We also conducted an association study involving HLA amino acid polymorphisms and found that HLA-DQβ1 amino acid polymorphisms led to a significantly increased risk of MS. Previous studies have reported the importance of HLA-DRB1 with respect to MS [14, 34], but the role of HLA-DQB1 has not been studied in detail. In our study, even conditioning HLA-DRB1*15:01, HLA amino acid polymorphisms at HLA-DQβ1 were associated with increased risk of MS. This result indicates that HLA-DQβ1 polymorphisms could independently confer risk of MS. The association of HLA-DQB1 with MS has not been reported well. MHC class II molecules are heterodimers of an alpha and a beta chain, and have a peptide-binding site for presenting antigenic peptides to T cells [35]. In this study, we found that two amino acid positions associated with MS (HLA-DQβ1 position 9 and 70). Previous studies showed that HLA-DQβ1 position 9 is in the peptide-binding groove of HLA-DQ molecules and HLA-DQβ1 position 70 residues in the putative T cell receptor (TCR) [36]. Within the central nervous system, antigen-presenting cells such as microglia and astrocytes work as defenders against infections and inflammation [37]. Changes in antigen-presenting function of peptide binding amino acid changes could influence the susceptibility to MS. Animal model studies have found that susceptibility to myelin oligodendrocyte-binding protein or proteolipid protein were determined by HLA-DQB1*06:02 [38, 39]. These findings also suggest the possibility that HLA-DQB1 plays an important role in susceptibility to MS.

WHAT THE TASK REQUIRES => Copy out the full paragraph on HLA-DQβ1 amino acid polymorphisms and MS risk, word for word.

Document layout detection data
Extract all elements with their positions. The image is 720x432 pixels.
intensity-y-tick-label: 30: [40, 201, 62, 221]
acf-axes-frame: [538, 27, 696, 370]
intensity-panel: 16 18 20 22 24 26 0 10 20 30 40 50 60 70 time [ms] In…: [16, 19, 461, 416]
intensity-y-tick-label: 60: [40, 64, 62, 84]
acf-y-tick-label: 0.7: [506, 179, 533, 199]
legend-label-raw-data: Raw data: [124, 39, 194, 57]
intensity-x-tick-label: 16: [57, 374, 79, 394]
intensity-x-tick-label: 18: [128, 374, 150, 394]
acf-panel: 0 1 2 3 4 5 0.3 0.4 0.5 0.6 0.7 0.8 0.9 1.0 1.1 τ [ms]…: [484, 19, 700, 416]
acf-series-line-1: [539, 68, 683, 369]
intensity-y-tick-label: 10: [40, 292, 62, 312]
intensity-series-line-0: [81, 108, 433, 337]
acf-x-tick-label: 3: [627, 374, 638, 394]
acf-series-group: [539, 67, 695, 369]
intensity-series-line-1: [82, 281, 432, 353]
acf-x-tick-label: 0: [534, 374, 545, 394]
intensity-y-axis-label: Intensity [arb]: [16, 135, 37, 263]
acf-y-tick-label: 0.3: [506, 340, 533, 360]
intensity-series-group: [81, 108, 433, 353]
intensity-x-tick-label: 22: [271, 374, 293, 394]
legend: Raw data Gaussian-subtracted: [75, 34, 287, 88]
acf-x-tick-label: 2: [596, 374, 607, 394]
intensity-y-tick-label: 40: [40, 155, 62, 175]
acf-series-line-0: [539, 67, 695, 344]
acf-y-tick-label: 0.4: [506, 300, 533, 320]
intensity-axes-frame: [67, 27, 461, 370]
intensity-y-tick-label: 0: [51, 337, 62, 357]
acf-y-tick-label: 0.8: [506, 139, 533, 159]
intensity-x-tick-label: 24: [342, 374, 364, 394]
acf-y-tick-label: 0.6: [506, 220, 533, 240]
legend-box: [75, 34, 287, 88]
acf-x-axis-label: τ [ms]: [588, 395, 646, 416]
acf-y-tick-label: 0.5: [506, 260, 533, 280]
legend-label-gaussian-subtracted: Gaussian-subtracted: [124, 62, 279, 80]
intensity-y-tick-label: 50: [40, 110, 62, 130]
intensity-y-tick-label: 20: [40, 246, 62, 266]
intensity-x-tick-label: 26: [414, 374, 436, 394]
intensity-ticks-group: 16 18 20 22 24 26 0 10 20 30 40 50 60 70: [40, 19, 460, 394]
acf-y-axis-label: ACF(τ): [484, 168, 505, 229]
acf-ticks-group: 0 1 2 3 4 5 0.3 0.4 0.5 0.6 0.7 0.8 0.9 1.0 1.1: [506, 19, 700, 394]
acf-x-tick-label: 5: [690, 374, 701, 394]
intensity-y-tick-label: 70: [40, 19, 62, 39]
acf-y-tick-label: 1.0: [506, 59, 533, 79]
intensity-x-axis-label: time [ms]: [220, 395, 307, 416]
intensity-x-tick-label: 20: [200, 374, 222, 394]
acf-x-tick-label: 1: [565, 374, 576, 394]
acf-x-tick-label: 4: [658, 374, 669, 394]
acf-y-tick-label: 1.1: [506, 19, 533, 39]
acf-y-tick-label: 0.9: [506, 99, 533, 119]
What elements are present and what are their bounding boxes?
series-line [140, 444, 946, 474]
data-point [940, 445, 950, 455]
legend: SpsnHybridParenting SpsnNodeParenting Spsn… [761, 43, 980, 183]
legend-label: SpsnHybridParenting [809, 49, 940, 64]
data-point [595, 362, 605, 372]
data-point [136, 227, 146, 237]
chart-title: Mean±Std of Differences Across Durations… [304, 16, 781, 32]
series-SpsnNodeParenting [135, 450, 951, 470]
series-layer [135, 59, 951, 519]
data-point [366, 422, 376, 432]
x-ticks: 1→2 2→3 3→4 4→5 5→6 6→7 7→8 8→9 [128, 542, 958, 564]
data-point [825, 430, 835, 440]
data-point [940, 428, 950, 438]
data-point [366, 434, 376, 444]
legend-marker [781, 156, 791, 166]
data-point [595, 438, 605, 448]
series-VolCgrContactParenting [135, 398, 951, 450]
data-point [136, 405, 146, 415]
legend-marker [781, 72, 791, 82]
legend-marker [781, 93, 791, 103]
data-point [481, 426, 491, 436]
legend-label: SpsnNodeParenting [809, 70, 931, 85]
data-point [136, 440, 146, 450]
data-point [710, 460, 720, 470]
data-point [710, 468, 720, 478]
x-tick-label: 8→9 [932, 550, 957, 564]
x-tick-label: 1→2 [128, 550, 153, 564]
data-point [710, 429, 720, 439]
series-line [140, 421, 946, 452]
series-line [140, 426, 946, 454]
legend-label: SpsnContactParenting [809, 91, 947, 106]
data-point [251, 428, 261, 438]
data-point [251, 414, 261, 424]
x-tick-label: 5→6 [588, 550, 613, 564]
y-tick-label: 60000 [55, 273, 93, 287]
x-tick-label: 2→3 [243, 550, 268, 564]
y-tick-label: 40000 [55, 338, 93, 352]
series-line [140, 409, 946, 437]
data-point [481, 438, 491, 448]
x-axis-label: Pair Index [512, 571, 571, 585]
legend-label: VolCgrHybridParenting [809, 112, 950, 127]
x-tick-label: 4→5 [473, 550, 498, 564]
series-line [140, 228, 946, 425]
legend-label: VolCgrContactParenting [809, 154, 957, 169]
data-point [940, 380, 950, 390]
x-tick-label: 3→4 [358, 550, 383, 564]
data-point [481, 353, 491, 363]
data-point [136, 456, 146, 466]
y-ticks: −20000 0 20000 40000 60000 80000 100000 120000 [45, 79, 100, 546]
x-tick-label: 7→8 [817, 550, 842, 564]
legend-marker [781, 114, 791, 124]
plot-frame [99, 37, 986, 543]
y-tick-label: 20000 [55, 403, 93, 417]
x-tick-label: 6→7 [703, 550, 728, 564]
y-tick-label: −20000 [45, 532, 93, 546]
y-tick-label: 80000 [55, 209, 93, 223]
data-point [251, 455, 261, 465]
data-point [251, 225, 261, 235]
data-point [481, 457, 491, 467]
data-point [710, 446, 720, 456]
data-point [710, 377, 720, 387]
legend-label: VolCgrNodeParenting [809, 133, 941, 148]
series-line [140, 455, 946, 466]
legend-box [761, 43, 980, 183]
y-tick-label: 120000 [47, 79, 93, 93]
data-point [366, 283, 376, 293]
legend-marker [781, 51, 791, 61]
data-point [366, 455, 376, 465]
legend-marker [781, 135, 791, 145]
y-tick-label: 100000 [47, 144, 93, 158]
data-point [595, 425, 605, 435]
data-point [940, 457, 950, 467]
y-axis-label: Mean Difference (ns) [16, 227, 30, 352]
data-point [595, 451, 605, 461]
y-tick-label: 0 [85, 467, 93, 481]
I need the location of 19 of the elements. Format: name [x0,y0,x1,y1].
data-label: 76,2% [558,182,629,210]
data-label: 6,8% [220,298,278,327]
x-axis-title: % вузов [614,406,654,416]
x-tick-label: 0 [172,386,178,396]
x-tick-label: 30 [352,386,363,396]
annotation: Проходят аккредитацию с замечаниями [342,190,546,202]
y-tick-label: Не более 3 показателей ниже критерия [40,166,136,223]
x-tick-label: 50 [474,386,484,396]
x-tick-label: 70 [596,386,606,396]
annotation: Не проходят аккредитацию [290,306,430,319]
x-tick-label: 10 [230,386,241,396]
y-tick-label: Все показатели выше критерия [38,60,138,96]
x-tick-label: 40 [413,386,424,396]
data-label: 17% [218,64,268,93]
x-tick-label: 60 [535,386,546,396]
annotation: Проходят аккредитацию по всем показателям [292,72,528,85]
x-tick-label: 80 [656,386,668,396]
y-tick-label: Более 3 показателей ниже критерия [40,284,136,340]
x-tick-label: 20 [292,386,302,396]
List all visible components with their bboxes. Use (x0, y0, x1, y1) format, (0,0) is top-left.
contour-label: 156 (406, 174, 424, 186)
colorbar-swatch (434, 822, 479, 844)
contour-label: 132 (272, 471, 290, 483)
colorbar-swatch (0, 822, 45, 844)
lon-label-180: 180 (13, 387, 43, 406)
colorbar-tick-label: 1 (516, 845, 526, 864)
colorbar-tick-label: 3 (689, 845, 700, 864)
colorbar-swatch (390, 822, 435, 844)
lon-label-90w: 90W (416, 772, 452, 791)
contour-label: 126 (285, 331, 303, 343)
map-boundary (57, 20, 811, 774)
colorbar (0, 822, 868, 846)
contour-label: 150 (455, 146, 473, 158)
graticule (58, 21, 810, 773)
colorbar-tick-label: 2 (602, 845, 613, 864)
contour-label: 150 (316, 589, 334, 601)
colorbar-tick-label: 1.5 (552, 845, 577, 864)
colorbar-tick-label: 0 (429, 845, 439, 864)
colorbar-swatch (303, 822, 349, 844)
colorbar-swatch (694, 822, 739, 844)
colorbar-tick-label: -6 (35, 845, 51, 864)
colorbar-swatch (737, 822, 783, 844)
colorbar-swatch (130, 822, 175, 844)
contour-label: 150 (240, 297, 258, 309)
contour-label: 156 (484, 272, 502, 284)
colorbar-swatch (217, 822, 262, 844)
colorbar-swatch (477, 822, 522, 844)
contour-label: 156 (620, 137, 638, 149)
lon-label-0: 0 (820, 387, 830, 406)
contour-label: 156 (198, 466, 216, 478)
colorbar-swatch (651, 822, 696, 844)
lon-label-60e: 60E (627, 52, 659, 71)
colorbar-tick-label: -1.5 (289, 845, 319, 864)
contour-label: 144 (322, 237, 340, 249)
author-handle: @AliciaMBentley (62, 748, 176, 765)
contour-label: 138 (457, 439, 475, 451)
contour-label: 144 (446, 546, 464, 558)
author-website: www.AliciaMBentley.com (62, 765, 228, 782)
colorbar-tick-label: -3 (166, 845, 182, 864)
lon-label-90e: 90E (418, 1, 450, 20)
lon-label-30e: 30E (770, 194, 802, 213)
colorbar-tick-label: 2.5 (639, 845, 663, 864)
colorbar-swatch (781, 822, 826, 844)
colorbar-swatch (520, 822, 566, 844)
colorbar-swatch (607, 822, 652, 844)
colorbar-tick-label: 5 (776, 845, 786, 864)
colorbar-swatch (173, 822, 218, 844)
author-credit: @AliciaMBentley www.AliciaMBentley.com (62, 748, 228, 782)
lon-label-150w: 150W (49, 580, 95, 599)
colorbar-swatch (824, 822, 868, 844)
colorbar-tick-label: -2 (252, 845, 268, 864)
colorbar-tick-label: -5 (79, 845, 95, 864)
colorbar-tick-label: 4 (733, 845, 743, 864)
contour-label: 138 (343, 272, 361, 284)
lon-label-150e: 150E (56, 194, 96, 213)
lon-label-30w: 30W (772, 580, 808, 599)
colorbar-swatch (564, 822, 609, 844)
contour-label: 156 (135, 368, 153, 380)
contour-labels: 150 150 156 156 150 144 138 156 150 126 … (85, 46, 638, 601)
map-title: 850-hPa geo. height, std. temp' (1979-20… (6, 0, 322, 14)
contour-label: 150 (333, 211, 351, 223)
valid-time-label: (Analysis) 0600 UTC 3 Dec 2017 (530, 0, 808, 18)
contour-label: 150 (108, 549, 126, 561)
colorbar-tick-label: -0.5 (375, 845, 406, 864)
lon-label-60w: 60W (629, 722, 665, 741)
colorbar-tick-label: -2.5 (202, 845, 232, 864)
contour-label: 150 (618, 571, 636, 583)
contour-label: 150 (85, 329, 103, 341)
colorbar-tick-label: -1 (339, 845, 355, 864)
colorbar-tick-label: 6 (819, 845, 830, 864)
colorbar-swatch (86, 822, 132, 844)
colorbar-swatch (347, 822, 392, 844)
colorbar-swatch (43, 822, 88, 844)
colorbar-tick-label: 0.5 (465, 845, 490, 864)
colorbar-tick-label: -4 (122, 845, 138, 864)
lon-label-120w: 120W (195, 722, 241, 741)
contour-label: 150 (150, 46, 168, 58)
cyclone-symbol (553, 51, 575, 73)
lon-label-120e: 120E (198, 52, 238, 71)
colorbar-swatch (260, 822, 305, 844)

RESPONSE BOX =>
We also conducted an association study involving HLA amino acid polymorphisms and found that HLA-DQβ1 amino acid polymorphisms led to a significantly increased risk of MS. Previous studies have reported the importance of HLA-DRB1 with respect to MS [14, 34], but the role of HLA-DQB1 has not been studied in detail. In our study, even conditioning HLA-DRB1*15:01, HLA amino acid polymorphisms at HLA-DQβ1 were associated with increased risk of MS. This result indicates that HLA-DQβ1 polymorphisms could independently confer risk of MS. The association of HLA-DQB1 with MS has not been reported well. MHC class II molecules are heterodimers of an alpha and a beta chain, and have a peptide-binding site for presenting antigenic peptides to T cells [35]. In this study, we found that two amino acid positions associated with MS (HLA-DQβ1 position 9 and 70). Previous studies showed that HLA-DQβ1 position 9 is in the peptide-binding groove of HLA-DQ molecules and HLA-DQβ1 position 70 residues in the putative T cell receptor (TCR) [36]. Within the central nervous system, antigen-presenting cells such as microglia and astrocytes work as defenders against infections and inflammation [37]. Changes in antigen-presenting function of peptide binding amino acid changes could influence the susceptibility to MS. Animal model studies have found that susceptibility to myelin oligodendrocyte-binding protein or proteolipid protein were determined by HLA-DQB1*06:02 [38, 39]. These findings also suggest the possibility that HLA-DQB1 plays an important role in susceptibility to MS.